##### Information given #####
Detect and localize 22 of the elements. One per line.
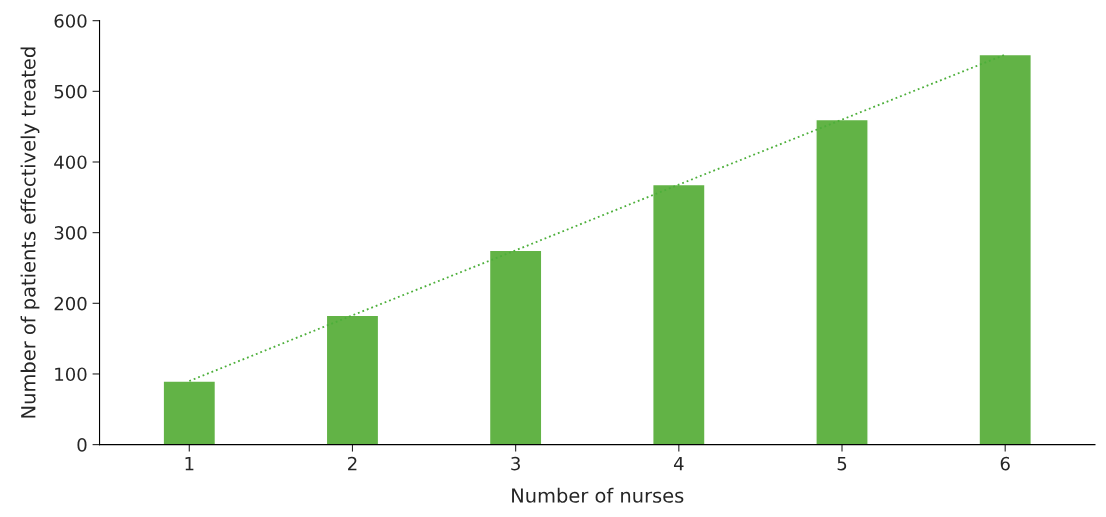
y-tick-label: 600	[54, 14, 87, 28]
x-tick-label: 1	[185, 456, 194, 471]
y-axis-title: Number of patients effectively treated	[20, 47, 40, 418]
y-tick-label: 200	[54, 296, 87, 311]
bar	[652, 183, 706, 445]
bar	[162, 380, 217, 445]
x-tick-label: 5	[837, 456, 847, 471]
y-tick-label: 400	[54, 155, 87, 170]
y-tick-label: 0	[77, 438, 87, 452]
x-tick-label: 2	[348, 456, 357, 471]
x-axis-title: Number of nurses	[512, 487, 684, 503]
bar	[325, 314, 380, 445]
x-tick-label: 6	[1000, 456, 1010, 471]
bar	[815, 118, 869, 445]
bar	[978, 53, 1032, 445]
y-tick-label: 500	[54, 84, 87, 99]
line-series	[188, 53, 1007, 382]
y-tick-label: 100	[55, 367, 87, 382]
y-tick-label: 300	[54, 226, 87, 240]
bar	[488, 249, 543, 445]
x-tick-label: 4	[673, 456, 684, 471]
x-tick-label: 3	[511, 456, 520, 471]
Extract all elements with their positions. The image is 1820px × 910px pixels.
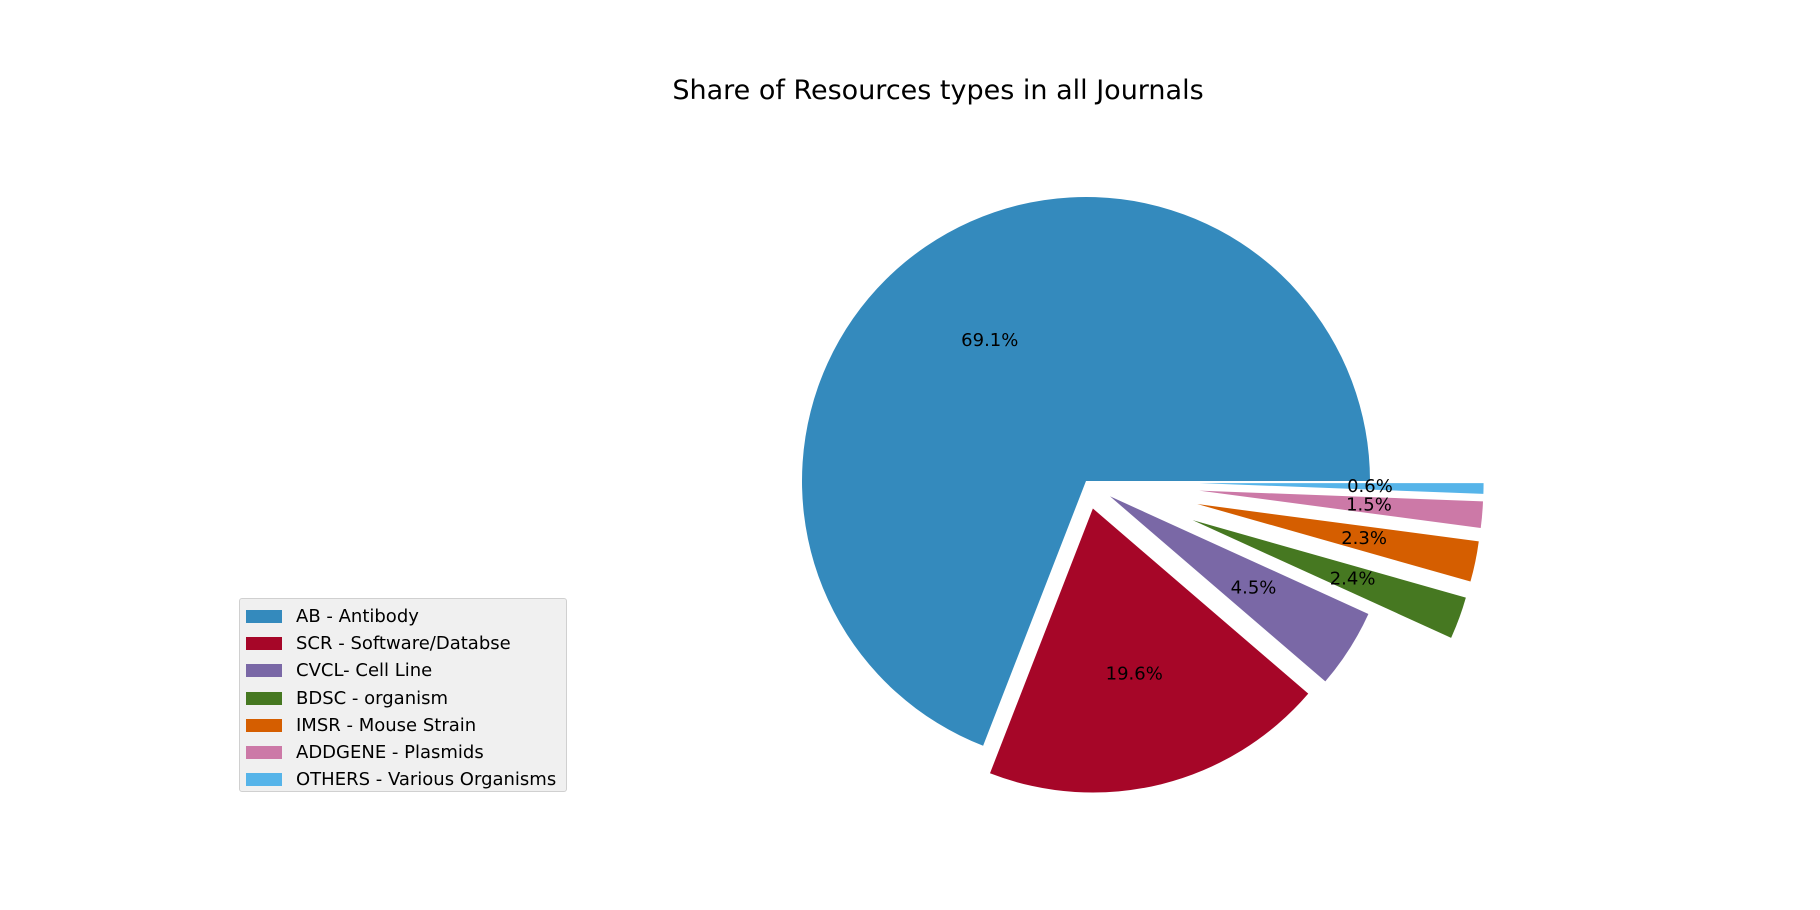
- legend-item: CVCL- Cell Line: [246, 657, 560, 684]
- slice-value-label-4: 2.3%: [1341, 528, 1387, 549]
- legend-label: ADDGENE - Plasmids: [296, 742, 484, 764]
- legend-swatch: [246, 610, 282, 624]
- legend-swatch: [246, 746, 282, 760]
- legend-label: SCR - Software/Databse: [296, 633, 511, 655]
- legend-label: OTHERS - Various Organisms: [296, 769, 557, 791]
- pie-slice-0: [802, 197, 1370, 746]
- slice-value-label-6: 0.6%: [1347, 476, 1393, 497]
- legend-item: AB - Antibody: [246, 603, 560, 630]
- chart-legend: AB - Antibody SCR - Software/Databse CVCL-…: [239, 598, 567, 792]
- pie-slice-1: [990, 508, 1309, 793]
- pie-slice-6: [1199, 483, 1484, 494]
- legend-item: SCR - Software/Databse: [246, 630, 560, 657]
- chart-title: Share of Resources types in all Journals: [672, 75, 1203, 106]
- slice-value-label-0: 69.1%: [961, 330, 1018, 351]
- slice-value-label-3: 2.4%: [1330, 568, 1376, 589]
- legend-label: IMSR - Mouse Strain: [296, 714, 477, 736]
- legend-label: BDSC - organism: [296, 687, 449, 709]
- slice-value-label-1: 19.6%: [1106, 663, 1163, 684]
- legend-swatch: [246, 773, 282, 787]
- legend-item: IMSR - Mouse Strain: [246, 712, 560, 739]
- legend-item: BDSC - organism: [246, 685, 560, 712]
- legend-swatch: [246, 718, 282, 732]
- legend-label: AB - Antibody: [296, 606, 419, 628]
- slice-value-label-2: 4.5%: [1231, 578, 1277, 599]
- legend-swatch: [246, 664, 282, 678]
- legend-swatch: [246, 691, 282, 705]
- legend-label: CVCL- Cell Line: [296, 660, 433, 682]
- slice-value-label-5: 1.5%: [1346, 495, 1392, 516]
- pie-slice-5: [1199, 490, 1483, 528]
- pie-slice-4: [1197, 504, 1479, 582]
- pie-slice-labels: 69.1% 19.6% 4.5% 2.4% 2.3% 1.5%0.6%: [961, 330, 1393, 684]
- pie-slice-3: [1192, 520, 1466, 638]
- pie-slices: [802, 197, 1484, 793]
- pie-slice-2: [1109, 496, 1369, 682]
- legend-swatch: [246, 637, 282, 651]
- legend-item: OTHERS - Various Organisms: [246, 766, 560, 793]
- legend-item: ADDGENE - Plasmids: [246, 739, 560, 766]
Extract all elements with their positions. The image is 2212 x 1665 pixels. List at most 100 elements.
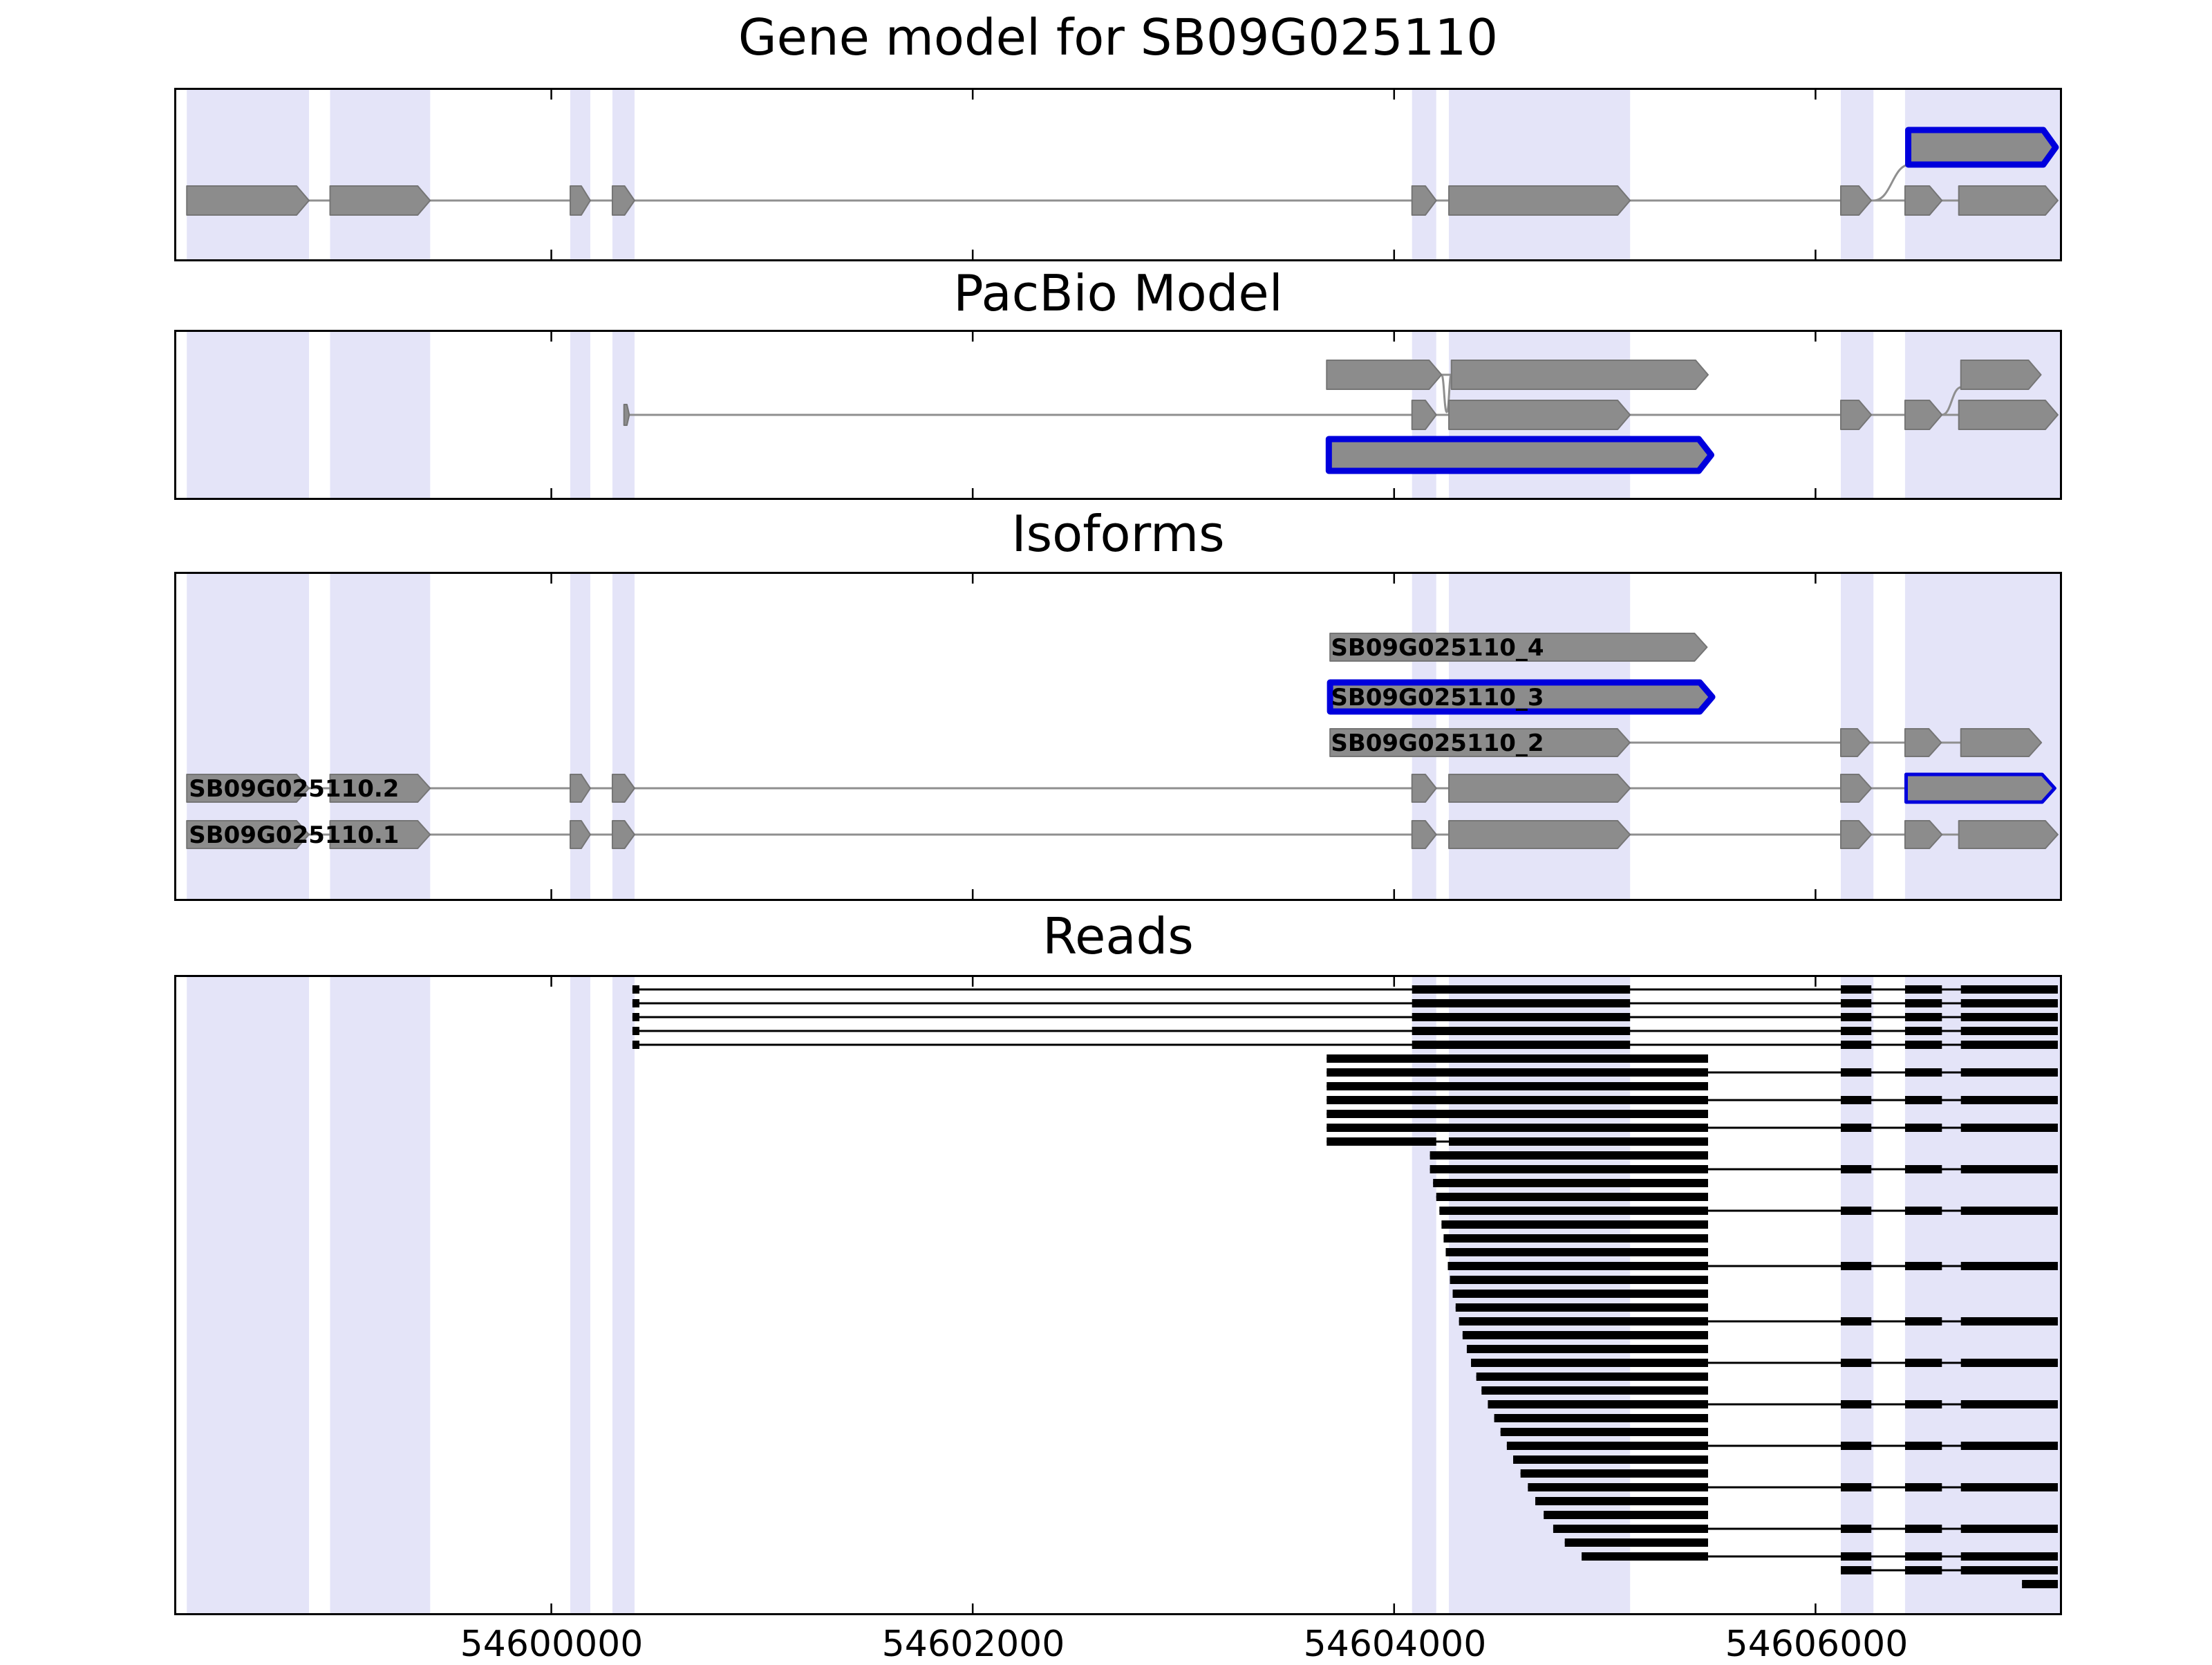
- exon-arrow: [329, 774, 431, 803]
- highlight-band: [187, 574, 310, 899]
- read-block: [632, 1041, 639, 1049]
- exon-arrow: [329, 820, 431, 849]
- read-block: [1840, 1124, 1872, 1132]
- read-block: [1840, 1525, 1872, 1533]
- highlight-band: [570, 574, 590, 899]
- highlight-band: [570, 332, 590, 498]
- highlight-band: [187, 90, 310, 259]
- read-block: [1904, 1096, 1942, 1104]
- highlight-band: [612, 977, 635, 1613]
- isoform-label: SB09G025110_4: [1331, 634, 1544, 662]
- read-block: [1840, 1400, 1872, 1408]
- exon-arrow: [1839, 400, 1873, 430]
- read-block: [1904, 1207, 1942, 1215]
- gene-model-title: Gene model for SB09G025110: [738, 8, 1499, 66]
- read-block: [1535, 1497, 1708, 1505]
- exon-arrow: [1958, 185, 2059, 216]
- highlight-band: [1904, 90, 2060, 259]
- read-block: [1960, 999, 2058, 1007]
- read-block: [1840, 1483, 1872, 1491]
- isoform-label: SB09G025110.1: [189, 821, 399, 849]
- reads-title: Reads: [1042, 907, 1194, 965]
- highlight-band: [187, 977, 310, 1613]
- read-block: [1960, 1400, 2058, 1408]
- read-block: [1840, 1359, 1872, 1367]
- exon-arrow: [186, 185, 310, 216]
- read-block: [1960, 1262, 2058, 1270]
- exon-arrow: [611, 774, 635, 803]
- read-block: [1904, 1041, 1942, 1049]
- read-block: [1455, 1303, 1708, 1312]
- read-block: [1513, 1455, 1708, 1464]
- exon-arrow: [1448, 774, 1631, 803]
- exon-arrow: [569, 820, 591, 849]
- read-block: [1327, 1124, 1708, 1132]
- exon-arrow: [1326, 360, 1443, 390]
- read-block: [1412, 985, 1631, 994]
- read-block: [1840, 1041, 1872, 1049]
- read-block: [1452, 1290, 1708, 1298]
- read-block: [1904, 1400, 1942, 1408]
- read-block: [1449, 1137, 1708, 1146]
- exon-arrow: [569, 185, 591, 216]
- highlight-band: [330, 977, 431, 1613]
- read-block: [1960, 1068, 2058, 1077]
- read-block: [1441, 1220, 1708, 1229]
- exon-arrow: [1904, 728, 1942, 757]
- read-block: [1904, 1483, 1942, 1491]
- exon-arrow: [1448, 185, 1631, 216]
- exon-arrow: [1958, 400, 2059, 430]
- read-block: [1494, 1414, 1708, 1422]
- splice-curve: [1440, 373, 1448, 413]
- highlight-band: [570, 90, 590, 259]
- read-block: [1450, 1276, 1708, 1284]
- exon-arrow: [186, 820, 310, 849]
- x-tick-label-54602000: 54602000: [881, 1624, 1065, 1665]
- read-block: [1904, 1566, 1942, 1574]
- read-block: [1553, 1525, 1708, 1533]
- read-block: [1462, 1331, 1708, 1339]
- read-block: [1904, 1262, 1942, 1270]
- highlight-band: [1840, 977, 1874, 1613]
- read-block: [1904, 1525, 1942, 1533]
- read-block: [1960, 1566, 2058, 1574]
- read-block: [1960, 1096, 2058, 1104]
- exon-arrow: [1958, 820, 2059, 849]
- exon-arrow: [611, 185, 635, 216]
- exon-arrow-highlighted: [1325, 436, 1715, 474]
- read-block: [1327, 1054, 1708, 1063]
- x-tick-label-54604000: 54604000: [1303, 1624, 1487, 1665]
- read-block: [1904, 999, 1942, 1007]
- read-block: [1960, 1027, 2058, 1035]
- exon-arrow: [1411, 774, 1437, 803]
- read-block: [1430, 1151, 1708, 1160]
- highlight-band: [570, 977, 590, 1613]
- exon-arrow: [1411, 400, 1437, 430]
- read-block: [1443, 1234, 1708, 1243]
- highlight-band: [612, 90, 635, 259]
- pacbio-model-panel: [174, 330, 2062, 500]
- x-tick-label-54600000: 54600000: [460, 1624, 644, 1665]
- read-block: [1904, 1165, 1942, 1173]
- gene-model-panel: [174, 88, 2062, 261]
- read-block: [1430, 1165, 1708, 1173]
- read-block: [1840, 1442, 1872, 1450]
- read-block: [1904, 1068, 1942, 1077]
- exon-arrow: [1450, 360, 1709, 390]
- splice-curve: [1873, 163, 1911, 202]
- read-block: [1904, 1442, 1942, 1450]
- exon-arrow-highlighted: [1904, 772, 2056, 804]
- exon-arrow: [611, 820, 635, 849]
- read-block: [1960, 1124, 2058, 1132]
- read-block: [1840, 985, 1872, 994]
- exon-arrow: [1411, 820, 1437, 849]
- read-block: [1840, 1096, 1872, 1104]
- exon-arrow: [1839, 728, 1871, 757]
- read-block: [1520, 1469, 1708, 1478]
- read-block: [1840, 999, 1872, 1007]
- highlight-band: [1412, 90, 1436, 259]
- read-block: [1960, 1442, 2058, 1450]
- read-block: [1412, 1027, 1631, 1035]
- read-block: [1960, 1207, 2058, 1215]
#####
» **Required action**
Search the listing for the word "title", and copy every line in which it is found.

» **Task response**
y-axis-title: Number of patients effectively treated	[20, 47, 40, 418]
x-axis-title: Number of nurses	[512, 487, 684, 503]
- chart-title: Share of Resources types in all Journals: [672, 75, 1203, 106]
- gene-model-title: Gene model for SB09G025110: [738, 8, 1499, 66]
- reads-title: Reads: [1042, 907, 1194, 965]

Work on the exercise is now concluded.